Source data:
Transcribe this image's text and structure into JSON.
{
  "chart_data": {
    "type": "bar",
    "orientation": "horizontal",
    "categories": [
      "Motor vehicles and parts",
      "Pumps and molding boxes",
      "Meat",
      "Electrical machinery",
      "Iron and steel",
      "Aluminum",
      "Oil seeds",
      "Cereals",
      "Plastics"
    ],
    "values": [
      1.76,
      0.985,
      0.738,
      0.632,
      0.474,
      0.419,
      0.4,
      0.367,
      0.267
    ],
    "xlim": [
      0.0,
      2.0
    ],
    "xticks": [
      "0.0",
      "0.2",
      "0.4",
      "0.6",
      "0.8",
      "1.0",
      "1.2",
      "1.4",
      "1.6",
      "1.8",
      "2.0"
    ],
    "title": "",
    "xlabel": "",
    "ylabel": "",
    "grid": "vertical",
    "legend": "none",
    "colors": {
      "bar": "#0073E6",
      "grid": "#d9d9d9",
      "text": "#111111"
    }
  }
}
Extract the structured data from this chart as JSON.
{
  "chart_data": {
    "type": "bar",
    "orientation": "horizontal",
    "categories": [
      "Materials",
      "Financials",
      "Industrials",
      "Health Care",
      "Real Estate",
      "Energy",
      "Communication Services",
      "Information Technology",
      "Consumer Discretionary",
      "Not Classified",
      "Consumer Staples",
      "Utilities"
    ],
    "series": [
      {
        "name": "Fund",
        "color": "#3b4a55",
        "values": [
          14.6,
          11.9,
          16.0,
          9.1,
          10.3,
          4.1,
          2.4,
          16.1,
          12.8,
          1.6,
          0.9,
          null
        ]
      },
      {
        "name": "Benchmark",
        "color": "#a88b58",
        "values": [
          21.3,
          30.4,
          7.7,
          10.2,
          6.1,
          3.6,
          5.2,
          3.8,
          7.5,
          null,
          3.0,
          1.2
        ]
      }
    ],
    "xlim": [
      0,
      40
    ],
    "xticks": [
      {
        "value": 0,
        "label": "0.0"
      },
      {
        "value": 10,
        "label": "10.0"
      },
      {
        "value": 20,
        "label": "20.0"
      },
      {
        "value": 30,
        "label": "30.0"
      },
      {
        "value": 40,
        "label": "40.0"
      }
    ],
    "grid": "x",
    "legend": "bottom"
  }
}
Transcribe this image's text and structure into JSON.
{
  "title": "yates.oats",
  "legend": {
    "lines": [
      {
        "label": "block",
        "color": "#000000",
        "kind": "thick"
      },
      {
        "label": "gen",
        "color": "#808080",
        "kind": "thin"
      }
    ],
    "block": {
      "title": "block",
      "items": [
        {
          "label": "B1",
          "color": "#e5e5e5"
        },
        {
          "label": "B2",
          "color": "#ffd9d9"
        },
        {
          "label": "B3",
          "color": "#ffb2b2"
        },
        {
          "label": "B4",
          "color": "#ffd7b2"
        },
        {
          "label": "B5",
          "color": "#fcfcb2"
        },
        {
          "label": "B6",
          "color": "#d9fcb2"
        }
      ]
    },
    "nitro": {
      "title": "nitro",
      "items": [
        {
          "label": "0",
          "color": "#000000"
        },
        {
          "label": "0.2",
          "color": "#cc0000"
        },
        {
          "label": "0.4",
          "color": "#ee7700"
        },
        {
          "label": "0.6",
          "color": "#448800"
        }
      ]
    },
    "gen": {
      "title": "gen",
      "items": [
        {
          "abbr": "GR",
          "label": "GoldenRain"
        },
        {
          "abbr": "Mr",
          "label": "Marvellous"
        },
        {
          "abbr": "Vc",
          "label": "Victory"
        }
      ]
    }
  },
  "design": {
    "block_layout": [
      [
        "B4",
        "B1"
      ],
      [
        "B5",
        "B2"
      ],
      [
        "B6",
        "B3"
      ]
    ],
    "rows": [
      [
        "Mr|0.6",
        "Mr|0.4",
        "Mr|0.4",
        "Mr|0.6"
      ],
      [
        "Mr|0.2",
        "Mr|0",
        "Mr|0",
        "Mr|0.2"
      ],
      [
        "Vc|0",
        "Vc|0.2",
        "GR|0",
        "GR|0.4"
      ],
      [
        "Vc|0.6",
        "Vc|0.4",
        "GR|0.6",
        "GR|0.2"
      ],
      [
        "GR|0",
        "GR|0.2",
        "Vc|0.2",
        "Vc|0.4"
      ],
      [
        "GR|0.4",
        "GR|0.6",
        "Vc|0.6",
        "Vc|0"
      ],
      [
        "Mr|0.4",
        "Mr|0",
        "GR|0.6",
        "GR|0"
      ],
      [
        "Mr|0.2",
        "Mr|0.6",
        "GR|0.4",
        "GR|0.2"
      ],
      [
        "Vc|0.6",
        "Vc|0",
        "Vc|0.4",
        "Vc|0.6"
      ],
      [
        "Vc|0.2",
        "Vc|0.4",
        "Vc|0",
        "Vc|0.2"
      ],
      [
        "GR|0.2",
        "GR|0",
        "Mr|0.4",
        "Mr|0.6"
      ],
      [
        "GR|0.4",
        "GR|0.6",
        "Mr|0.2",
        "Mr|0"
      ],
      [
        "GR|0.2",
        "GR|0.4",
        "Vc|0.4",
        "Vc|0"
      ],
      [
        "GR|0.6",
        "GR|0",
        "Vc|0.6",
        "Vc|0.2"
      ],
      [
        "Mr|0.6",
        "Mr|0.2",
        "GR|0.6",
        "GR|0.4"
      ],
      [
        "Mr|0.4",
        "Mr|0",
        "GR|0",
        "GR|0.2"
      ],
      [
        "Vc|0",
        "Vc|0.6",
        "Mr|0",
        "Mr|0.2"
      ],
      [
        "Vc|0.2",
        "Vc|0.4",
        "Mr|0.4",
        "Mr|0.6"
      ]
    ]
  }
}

### Directions for this task
Transcribe all lines as written.

### Written solution
Transcribe this image's text and structure into JSON.
{
  "chart_data": {
    "type": "bar",
    "orientation": "horizontal",
    "categories": [
      "Motor vehicles and parts",
      "Pumps and molding boxes",
      "Meat",
      "Electrical machinery",
      "Iron and steel",
      "Aluminum",
      "Oil seeds",
      "Cereals",
      "Plastics"
    ],
    "values": [
      1.76,
      0.985,
      0.738,
      0.632,
      0.474,
      0.419,
      0.4,
      0.367,
      0.267
    ],
    "xlim": [
      0.0,
      2.0
    ],
    "xticks": [
      "0.0",
      "0.2",
      "0.4",
      "0.6",
      "0.8",
      "1.0",
      "1.2",
      "1.4",
      "1.6",
      "1.8",
      "2.0"
    ],
    "title": "",
    "xlabel": "",
    "ylabel": "",
    "grid": "vertical",
    "legend": "none",
    "colors": {
      "bar": "#0073E6",
      "grid": "#d9d9d9",
      "text": "#111111"
    }
  }
}
Extract the structured data from this chart as JSON.
{
  "chart_data": {
    "type": "bar",
    "orientation": "horizontal",
    "categories": [
      "Materials",
      "Financials",
      "Industrials",
      "Health Care",
      "Real Estate",
      "Energy",
      "Communication Services",
      "Information Technology",
      "Consumer Discretionary",
      "Not Classified",
      "Consumer Staples",
      "Utilities"
    ],
    "series": [
      {
        "name": "Fund",
        "color": "#3b4a55",
        "values": [
          14.6,
          11.9,
          16.0,
          9.1,
          10.3,
          4.1,
          2.4,
          16.1,
          12.8,
          1.6,
          0.9,
          null
        ]
      },
      {
        "name": "Benchmark",
        "color": "#a88b58",
        "values": [
          21.3,
          30.4,
          7.7,
          10.2,
          6.1,
          3.6,
          5.2,
          3.8,
          7.5,
          null,
          3.0,
          1.2
        ]
      }
    ],
    "xlim": [
      0,
      40
    ],
    "xticks": [
      {
        "value": 0,
        "label": "0.0"
      },
      {
        "value": 10,
        "label": "10.0"
      },
      {
        "value": 20,
        "label": "20.0"
      },
      {
        "value": 30,
        "label": "30.0"
      },
      {
        "value": 40,
        "label": "40.0"
      }
    ],
    "grid": "x",
    "legend": "bottom"
  }
}
Transcribe this image's text and structure into JSON.
{
  "title": "yates.oats",
  "legend": {
    "lines": [
      {
        "label": "block",
        "color": "#000000",
        "kind": "thick"
      },
      {
        "label": "gen",
        "color": "#808080",
        "kind": "thin"
      }
    ],
    "block": {
      "title": "block",
      "items": [
        {
          "label": "B1",
          "color": "#e5e5e5"
        },
        {
          "label": "B2",
          "color": "#ffd9d9"
        },
        {
          "label": "B3",
          "color": "#ffb2b2"
        },
        {
          "label": "B4",
          "color": "#ffd7b2"
        },
        {
          "label": "B5",
          "color": "#fcfcb2"
        },
        {
          "label": "B6",
          "color": "#d9fcb2"
        }
      ]
    },
    "nitro": {
      "title": "nitro",
      "items": [
        {
          "label": "0",
          "color": "#000000"
        },
        {
          "label": "0.2",
          "color": "#cc0000"
        },
        {
          "label": "0.4",
          "color": "#ee7700"
        },
        {
          "label": "0.6",
          "color": "#448800"
        }
      ]
    },
    "gen": {
      "title": "gen",
      "items": [
        {
          "abbr": "GR",
          "label": "GoldenRain"
        },
        {
          "abbr": "Mr",
          "label": "Marvellous"
        },
        {
          "abbr": "Vc",
          "label": "Victory"
        }
      ]
    }
  },
  "design": {
    "block_layout": [
      [
        "B4",
        "B1"
      ],
      [
        "B5",
        "B2"
      ],
      [
        "B6",
        "B3"
      ]
    ],
    "rows": [
      [
        "Mr|0.6",
        "Mr|0.4",
        "Mr|0.4",
        "Mr|0.6"
      ],
      [
        "Mr|0.2",
        "Mr|0",
        "Mr|0",
        "Mr|0.2"
      ],
      [
        "Vc|0",
        "Vc|0.2",
        "GR|0",
        "GR|0.4"
      ],
      [
        "Vc|0.6",
        "Vc|0.4",
        "GR|0.6",
        "GR|0.2"
      ],
      [
        "GR|0",
        "GR|0.2",
        "Vc|0.2",
        "Vc|0.4"
      ],
      [
        "GR|0.4",
        "GR|0.6",
        "Vc|0.6",
        "Vc|0"
      ],
      [
        "Mr|0.4",
        "Mr|0",
        "GR|0.6",
        "GR|0"
      ],
      [
        "Mr|0.2",
        "Mr|0.6",
        "GR|0.4",
        "GR|0.2"
      ],
      [
        "Vc|0.6",
        "Vc|0",
        "Vc|0.4",
        "Vc|0.6"
      ],
      [
        "Vc|0.2",
        "Vc|0.4",
        "Vc|0",
        "Vc|0.2"
      ],
      [
        "GR|0.2",
        "GR|0",
        "Mr|0.4",
        "Mr|0.6"
      ],
      [
        "GR|0.4",
        "GR|0.6",
        "Mr|0.2",
        "Mr|0"
      ],
      [
        "GR|0.2",
        "GR|0.4",
        "Vc|0.4",
        "Vc|0"
      ],
      [
        "GR|0.6",
        "GR|0",
        "Vc|0.6",
        "Vc|0.2"
      ],
      [
        "Mr|0.6",
        "Mr|0.2",
        "GR|0.6",
        "GR|0.4"
      ],
      [
        "Mr|0.4",
        "Mr|0",
        "GR|0",
        "GR|0.2"
      ],
      [
        "Vc|0",
        "Vc|0.6",
        "Mr|0",
        "Mr|0.2"
      ],
      [
        "Vc|0.2",
        "Vc|0.4",
        "Mr|0.4",
        "Mr|0.6"
      ]
    ]
  }
}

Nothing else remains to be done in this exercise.